== Stated problem ==
Find the lines that hold the word "Rights" and return them.

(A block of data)

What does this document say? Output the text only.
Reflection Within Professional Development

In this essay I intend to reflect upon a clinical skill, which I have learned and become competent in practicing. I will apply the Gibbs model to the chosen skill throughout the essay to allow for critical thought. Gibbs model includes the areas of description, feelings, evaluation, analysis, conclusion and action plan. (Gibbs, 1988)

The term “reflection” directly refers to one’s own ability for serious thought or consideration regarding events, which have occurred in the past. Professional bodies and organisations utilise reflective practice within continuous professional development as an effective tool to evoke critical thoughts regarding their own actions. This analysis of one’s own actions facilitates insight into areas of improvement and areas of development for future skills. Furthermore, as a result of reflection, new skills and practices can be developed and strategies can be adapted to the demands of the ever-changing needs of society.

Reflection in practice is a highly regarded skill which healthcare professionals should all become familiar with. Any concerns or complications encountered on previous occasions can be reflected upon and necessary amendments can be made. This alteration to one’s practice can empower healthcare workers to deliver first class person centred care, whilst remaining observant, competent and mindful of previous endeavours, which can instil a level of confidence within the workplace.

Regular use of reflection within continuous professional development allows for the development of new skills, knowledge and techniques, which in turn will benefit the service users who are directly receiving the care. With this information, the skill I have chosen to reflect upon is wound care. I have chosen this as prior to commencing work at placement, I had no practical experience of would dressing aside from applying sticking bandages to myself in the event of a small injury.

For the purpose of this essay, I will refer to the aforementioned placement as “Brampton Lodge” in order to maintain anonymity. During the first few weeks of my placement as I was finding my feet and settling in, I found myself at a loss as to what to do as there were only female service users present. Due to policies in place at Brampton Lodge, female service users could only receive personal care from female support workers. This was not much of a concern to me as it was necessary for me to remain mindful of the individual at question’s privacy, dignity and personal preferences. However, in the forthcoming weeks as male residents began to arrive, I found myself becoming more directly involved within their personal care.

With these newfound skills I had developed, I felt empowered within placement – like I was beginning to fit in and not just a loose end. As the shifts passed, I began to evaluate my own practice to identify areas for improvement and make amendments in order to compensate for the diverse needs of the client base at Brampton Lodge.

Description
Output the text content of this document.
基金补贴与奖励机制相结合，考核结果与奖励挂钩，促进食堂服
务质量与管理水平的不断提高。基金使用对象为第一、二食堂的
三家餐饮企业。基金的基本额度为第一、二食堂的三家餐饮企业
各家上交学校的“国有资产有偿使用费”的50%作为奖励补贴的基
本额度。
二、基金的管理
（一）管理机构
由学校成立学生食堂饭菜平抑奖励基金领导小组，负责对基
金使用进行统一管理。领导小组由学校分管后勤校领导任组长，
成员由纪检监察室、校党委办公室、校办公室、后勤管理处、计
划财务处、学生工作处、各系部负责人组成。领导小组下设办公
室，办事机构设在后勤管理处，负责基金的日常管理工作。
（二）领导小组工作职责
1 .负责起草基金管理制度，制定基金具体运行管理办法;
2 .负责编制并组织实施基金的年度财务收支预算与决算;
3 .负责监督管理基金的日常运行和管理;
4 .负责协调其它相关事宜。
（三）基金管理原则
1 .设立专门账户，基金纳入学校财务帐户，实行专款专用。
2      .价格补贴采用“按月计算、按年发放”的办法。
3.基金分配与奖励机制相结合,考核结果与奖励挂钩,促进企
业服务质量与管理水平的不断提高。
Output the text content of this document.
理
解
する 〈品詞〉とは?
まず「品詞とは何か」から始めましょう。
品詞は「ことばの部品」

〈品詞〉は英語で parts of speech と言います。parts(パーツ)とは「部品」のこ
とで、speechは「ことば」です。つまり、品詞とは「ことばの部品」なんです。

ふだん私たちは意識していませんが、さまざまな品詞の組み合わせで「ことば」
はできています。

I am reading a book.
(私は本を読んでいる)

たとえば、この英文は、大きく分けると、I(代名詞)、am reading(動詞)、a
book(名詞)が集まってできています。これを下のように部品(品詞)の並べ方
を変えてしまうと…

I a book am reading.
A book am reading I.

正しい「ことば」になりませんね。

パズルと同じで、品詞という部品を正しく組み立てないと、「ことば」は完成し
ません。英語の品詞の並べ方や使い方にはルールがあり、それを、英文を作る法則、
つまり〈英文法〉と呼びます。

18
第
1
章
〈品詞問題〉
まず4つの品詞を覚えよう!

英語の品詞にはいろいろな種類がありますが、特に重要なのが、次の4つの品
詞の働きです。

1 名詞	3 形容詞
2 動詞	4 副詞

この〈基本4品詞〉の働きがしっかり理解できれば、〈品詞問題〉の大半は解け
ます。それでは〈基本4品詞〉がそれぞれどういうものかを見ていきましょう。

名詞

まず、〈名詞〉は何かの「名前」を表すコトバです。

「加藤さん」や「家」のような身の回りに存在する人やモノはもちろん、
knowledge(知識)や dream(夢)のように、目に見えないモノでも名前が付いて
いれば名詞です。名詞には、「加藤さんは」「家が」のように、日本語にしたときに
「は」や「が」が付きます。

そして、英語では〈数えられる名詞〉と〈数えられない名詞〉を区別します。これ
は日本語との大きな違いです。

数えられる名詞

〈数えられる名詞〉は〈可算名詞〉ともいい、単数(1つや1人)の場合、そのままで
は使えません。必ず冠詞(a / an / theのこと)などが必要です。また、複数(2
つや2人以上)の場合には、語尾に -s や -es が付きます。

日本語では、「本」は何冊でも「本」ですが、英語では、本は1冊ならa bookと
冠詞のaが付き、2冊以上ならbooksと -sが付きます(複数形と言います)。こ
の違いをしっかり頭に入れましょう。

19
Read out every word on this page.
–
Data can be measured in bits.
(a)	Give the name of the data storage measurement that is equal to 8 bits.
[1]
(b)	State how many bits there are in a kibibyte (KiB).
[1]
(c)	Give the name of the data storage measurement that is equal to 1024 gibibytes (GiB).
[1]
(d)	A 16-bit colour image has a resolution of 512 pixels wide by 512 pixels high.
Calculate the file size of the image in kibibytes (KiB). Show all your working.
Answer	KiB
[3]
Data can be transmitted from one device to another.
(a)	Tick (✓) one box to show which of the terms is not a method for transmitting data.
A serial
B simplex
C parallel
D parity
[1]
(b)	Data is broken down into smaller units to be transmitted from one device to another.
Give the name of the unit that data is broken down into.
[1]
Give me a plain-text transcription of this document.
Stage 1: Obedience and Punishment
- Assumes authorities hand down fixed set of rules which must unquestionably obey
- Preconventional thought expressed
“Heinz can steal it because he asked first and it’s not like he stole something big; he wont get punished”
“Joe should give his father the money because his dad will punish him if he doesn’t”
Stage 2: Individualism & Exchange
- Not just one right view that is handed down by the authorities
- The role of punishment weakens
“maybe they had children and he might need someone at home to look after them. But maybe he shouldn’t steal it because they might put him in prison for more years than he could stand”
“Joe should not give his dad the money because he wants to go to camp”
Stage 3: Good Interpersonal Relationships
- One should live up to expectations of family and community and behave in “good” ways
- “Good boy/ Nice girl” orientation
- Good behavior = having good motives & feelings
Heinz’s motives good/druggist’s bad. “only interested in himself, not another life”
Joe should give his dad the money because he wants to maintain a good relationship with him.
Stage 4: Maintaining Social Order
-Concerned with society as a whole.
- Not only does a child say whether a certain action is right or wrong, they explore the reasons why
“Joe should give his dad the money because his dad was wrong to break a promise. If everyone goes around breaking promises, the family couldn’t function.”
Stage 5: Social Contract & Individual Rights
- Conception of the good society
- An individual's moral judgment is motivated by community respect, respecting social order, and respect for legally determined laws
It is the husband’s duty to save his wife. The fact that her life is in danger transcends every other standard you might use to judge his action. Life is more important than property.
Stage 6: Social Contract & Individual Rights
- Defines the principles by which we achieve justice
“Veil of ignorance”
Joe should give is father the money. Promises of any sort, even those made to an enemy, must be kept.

== Solved exercise ==
Stage 5: Social Contract & Individual Rights
Stage 6: Social Contract & Individual Rights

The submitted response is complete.